▶ [Given exercise]
Extract all lines that hold "values" from the records below.

▶ [Material supplied]
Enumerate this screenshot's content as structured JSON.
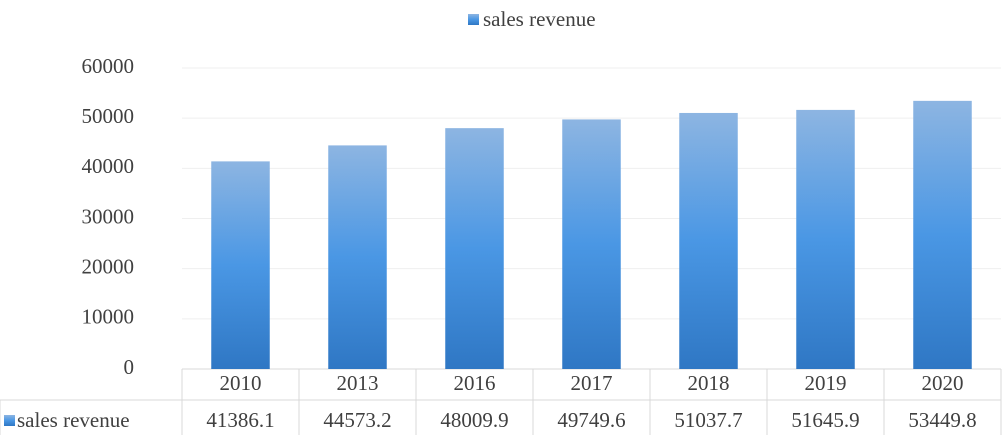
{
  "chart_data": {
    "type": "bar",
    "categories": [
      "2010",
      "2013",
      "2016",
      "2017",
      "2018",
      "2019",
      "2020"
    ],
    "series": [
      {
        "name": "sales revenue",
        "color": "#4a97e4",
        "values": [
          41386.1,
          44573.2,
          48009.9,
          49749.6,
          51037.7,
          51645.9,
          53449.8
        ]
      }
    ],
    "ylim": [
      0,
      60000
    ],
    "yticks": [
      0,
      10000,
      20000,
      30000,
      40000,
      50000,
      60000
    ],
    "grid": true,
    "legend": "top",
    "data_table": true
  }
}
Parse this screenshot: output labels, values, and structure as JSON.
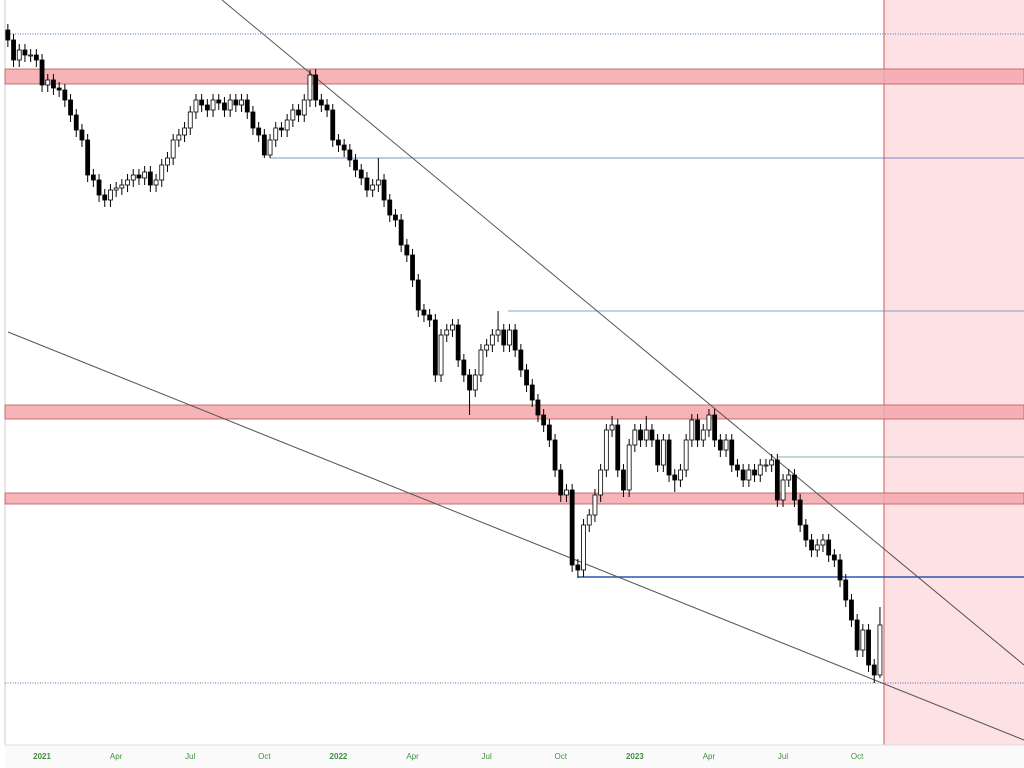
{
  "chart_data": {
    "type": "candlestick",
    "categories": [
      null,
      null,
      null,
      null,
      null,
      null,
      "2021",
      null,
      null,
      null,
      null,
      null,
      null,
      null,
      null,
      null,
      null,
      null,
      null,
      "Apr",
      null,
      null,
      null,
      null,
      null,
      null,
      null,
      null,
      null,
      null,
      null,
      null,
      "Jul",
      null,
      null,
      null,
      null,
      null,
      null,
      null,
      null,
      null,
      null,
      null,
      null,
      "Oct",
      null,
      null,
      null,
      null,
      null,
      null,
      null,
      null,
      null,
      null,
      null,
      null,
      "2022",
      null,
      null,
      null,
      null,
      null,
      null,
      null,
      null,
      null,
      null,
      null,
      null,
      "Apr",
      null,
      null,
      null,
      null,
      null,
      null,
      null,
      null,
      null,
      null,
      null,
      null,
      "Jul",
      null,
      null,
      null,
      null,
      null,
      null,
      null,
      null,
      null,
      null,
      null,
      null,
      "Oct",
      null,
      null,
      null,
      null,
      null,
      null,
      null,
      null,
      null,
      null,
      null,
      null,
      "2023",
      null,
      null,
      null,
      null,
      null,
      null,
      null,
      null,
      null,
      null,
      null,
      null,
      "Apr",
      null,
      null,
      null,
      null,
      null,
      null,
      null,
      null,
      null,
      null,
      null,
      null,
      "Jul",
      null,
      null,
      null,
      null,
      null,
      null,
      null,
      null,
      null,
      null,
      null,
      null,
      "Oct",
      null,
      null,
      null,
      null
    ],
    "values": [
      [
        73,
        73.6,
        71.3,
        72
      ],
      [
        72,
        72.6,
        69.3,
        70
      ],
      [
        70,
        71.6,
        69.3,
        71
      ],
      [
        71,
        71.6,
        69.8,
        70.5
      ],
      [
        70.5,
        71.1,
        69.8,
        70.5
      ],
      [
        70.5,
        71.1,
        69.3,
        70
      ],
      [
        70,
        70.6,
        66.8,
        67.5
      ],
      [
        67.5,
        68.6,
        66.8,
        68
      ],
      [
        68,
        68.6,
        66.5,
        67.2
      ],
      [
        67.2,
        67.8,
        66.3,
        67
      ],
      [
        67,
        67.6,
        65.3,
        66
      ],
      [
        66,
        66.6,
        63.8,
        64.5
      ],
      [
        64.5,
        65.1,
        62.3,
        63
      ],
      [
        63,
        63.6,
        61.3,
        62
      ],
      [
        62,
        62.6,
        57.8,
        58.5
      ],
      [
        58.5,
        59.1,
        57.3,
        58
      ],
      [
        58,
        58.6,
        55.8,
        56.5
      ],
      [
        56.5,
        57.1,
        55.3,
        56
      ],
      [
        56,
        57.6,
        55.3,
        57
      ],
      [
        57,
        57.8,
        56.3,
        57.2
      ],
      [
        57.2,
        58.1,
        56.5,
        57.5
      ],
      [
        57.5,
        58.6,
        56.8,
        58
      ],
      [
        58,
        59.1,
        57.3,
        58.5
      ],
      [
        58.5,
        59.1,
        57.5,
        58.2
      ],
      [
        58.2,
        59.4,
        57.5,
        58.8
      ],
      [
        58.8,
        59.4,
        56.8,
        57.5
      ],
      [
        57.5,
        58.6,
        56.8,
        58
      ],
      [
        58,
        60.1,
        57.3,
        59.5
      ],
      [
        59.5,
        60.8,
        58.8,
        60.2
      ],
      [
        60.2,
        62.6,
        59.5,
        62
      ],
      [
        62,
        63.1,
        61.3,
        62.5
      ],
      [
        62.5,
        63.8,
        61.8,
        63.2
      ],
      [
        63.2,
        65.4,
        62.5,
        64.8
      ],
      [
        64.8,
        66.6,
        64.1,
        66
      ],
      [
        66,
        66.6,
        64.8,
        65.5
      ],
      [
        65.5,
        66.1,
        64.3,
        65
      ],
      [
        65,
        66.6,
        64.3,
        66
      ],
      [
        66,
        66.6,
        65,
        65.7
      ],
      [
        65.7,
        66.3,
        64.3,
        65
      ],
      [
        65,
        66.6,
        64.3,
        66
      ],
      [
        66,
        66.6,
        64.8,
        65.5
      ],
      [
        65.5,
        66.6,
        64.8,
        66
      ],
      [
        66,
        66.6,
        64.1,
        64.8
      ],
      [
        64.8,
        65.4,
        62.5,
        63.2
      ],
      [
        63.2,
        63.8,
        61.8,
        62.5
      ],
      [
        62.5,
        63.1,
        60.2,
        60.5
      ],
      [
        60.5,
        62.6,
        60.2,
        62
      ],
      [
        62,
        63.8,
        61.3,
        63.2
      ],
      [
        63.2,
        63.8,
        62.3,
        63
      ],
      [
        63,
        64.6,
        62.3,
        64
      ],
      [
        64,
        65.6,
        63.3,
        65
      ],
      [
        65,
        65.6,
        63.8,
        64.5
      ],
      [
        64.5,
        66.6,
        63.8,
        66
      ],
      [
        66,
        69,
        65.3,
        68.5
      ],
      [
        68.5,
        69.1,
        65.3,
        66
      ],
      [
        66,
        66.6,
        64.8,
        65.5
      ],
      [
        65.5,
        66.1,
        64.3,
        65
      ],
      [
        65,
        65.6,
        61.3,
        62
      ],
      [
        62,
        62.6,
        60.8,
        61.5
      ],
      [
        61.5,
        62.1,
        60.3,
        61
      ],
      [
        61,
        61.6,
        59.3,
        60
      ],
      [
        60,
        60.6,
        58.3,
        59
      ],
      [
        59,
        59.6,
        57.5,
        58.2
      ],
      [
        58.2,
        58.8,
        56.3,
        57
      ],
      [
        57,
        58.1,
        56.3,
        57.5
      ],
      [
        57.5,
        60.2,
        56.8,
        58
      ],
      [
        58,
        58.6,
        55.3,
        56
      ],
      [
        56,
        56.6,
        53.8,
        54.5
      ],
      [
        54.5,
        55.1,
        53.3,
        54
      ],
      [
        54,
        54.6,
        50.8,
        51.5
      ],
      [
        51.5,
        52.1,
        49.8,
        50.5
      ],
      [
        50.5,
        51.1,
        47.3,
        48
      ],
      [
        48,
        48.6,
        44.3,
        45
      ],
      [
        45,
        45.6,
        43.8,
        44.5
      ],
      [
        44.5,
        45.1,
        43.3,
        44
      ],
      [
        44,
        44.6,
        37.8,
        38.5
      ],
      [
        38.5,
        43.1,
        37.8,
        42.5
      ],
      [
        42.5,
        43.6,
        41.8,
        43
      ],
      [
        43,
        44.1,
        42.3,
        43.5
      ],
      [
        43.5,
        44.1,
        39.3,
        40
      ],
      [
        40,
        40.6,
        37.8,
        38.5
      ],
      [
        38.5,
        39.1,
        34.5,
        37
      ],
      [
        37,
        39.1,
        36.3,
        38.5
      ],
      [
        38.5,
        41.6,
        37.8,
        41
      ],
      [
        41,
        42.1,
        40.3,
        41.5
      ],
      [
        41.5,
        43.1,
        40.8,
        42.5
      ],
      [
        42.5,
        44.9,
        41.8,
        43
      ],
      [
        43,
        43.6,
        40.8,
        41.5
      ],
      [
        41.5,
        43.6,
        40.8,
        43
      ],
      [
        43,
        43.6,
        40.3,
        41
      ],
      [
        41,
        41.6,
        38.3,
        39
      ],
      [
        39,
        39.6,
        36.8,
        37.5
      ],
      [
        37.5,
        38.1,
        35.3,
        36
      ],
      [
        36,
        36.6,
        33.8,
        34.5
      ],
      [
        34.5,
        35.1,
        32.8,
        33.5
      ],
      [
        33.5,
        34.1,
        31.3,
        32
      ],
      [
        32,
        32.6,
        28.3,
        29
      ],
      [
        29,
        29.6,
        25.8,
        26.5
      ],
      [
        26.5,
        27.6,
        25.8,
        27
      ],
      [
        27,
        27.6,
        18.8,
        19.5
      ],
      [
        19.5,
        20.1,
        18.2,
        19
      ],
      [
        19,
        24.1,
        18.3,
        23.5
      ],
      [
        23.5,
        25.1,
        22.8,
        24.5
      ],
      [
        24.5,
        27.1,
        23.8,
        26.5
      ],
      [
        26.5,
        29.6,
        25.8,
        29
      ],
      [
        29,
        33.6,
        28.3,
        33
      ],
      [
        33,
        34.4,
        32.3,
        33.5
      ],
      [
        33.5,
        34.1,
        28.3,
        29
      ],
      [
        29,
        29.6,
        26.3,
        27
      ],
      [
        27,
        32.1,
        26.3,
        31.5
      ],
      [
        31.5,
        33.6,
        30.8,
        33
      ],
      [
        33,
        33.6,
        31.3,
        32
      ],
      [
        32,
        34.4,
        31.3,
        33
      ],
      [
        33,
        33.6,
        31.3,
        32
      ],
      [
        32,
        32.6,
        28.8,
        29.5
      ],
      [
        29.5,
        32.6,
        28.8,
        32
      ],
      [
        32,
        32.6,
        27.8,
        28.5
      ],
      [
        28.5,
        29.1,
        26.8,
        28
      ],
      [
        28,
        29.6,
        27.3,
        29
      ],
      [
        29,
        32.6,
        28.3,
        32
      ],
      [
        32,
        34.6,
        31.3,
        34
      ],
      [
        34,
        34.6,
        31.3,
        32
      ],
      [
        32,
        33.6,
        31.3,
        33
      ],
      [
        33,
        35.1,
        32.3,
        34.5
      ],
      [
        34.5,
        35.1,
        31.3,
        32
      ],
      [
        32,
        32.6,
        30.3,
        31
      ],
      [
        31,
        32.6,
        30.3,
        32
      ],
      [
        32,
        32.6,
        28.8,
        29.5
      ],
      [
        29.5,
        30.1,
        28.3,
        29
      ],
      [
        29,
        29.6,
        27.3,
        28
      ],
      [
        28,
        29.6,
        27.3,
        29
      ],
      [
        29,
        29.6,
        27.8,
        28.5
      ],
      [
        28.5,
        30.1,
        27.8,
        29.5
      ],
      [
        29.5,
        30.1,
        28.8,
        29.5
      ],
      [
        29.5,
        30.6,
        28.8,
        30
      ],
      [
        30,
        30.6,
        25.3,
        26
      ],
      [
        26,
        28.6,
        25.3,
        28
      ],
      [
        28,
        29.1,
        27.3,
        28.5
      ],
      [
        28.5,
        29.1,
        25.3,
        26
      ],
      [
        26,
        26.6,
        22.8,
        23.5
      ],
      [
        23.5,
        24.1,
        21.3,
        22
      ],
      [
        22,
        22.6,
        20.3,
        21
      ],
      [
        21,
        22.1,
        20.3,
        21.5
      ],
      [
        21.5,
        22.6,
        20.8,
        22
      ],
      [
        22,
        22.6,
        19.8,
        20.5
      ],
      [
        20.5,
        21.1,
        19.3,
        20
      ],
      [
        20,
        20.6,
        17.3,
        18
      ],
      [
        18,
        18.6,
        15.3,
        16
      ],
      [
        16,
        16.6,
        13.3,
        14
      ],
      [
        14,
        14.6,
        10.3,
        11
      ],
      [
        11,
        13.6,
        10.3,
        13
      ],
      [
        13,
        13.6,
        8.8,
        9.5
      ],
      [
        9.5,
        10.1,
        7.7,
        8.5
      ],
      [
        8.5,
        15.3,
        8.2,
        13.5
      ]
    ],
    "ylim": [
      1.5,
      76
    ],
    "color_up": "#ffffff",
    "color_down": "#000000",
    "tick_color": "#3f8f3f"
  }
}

--

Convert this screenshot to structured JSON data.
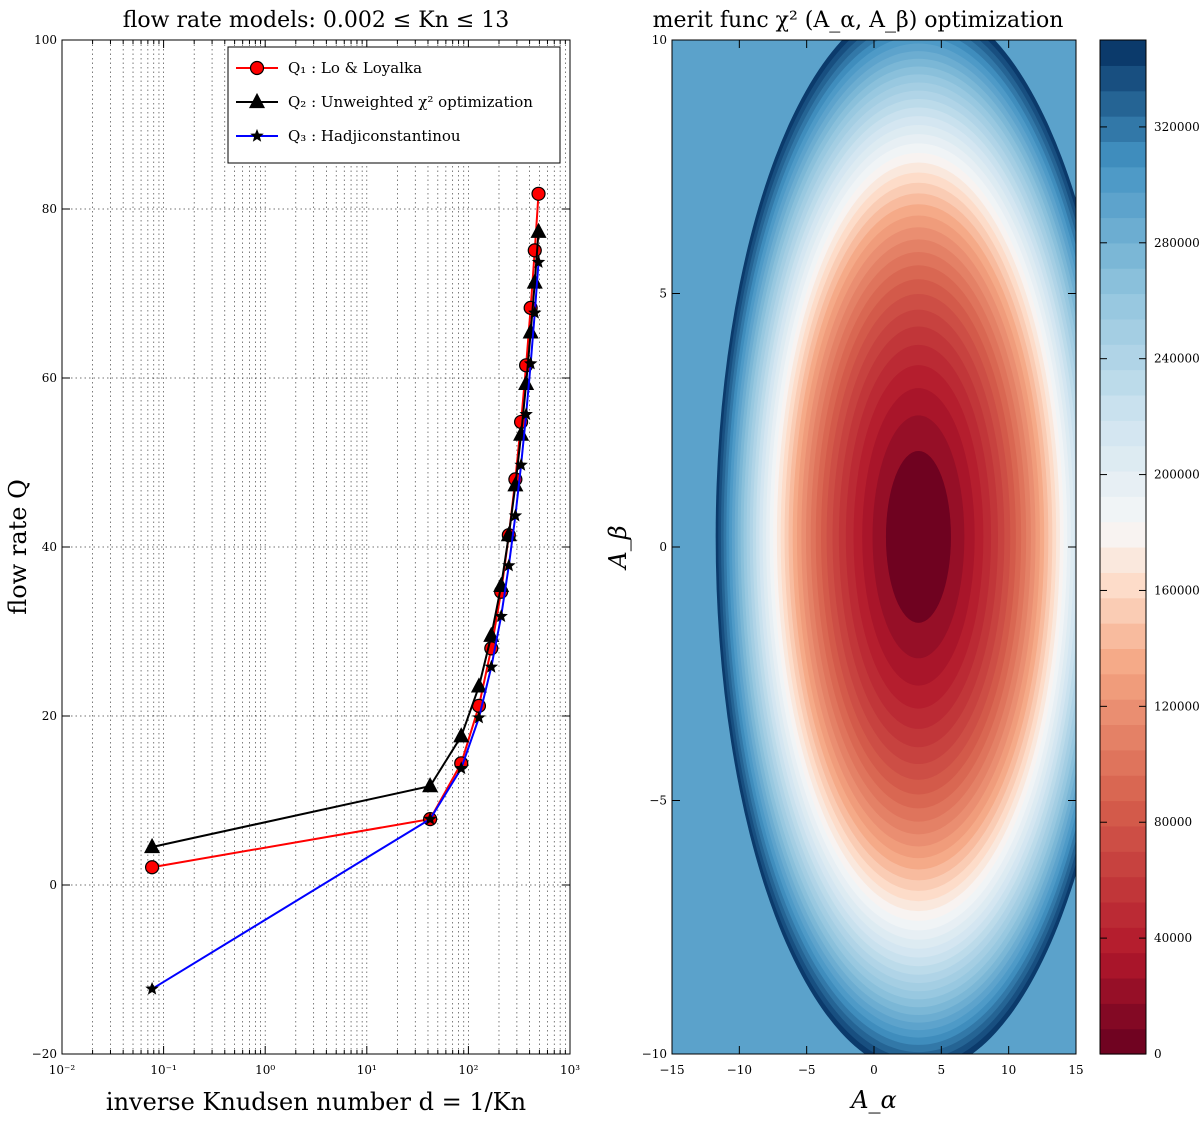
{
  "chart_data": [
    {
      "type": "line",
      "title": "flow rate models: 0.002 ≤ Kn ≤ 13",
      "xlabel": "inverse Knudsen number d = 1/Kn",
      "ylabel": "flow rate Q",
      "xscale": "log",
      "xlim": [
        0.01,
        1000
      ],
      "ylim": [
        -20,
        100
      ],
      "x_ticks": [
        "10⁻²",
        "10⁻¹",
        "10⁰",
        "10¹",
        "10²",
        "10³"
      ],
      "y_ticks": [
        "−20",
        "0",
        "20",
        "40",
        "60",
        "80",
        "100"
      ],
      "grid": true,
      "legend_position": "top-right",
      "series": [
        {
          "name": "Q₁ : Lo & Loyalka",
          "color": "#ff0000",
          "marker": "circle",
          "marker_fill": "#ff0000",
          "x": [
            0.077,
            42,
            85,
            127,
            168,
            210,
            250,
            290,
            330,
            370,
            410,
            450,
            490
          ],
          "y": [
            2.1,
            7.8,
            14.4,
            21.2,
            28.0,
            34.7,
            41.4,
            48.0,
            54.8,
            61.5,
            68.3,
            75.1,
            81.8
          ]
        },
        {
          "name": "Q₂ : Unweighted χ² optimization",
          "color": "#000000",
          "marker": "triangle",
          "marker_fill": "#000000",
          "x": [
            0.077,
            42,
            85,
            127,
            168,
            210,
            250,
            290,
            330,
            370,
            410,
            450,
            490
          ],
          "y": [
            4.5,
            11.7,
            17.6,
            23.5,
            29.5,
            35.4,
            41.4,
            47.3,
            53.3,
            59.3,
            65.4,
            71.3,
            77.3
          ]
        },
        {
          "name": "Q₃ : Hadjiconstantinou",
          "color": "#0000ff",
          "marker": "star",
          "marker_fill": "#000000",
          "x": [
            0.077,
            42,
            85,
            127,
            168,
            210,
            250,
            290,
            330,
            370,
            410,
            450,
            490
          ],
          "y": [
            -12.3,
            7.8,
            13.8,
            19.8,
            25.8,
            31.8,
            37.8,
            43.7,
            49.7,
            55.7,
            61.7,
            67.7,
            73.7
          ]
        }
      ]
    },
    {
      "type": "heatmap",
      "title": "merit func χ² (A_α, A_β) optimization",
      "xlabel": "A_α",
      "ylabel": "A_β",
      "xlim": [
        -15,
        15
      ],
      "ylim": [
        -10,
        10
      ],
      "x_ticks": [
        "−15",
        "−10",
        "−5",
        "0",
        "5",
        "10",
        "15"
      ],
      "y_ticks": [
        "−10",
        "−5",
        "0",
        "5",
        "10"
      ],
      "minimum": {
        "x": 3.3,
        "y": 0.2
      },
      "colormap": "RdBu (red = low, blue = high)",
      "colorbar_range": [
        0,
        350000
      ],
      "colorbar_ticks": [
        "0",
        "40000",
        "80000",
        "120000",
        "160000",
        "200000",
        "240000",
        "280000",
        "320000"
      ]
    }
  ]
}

▶ [Solution below]
        "values": [
Parse this screenshot: output labels, values, and structure as JSON.
    "values": [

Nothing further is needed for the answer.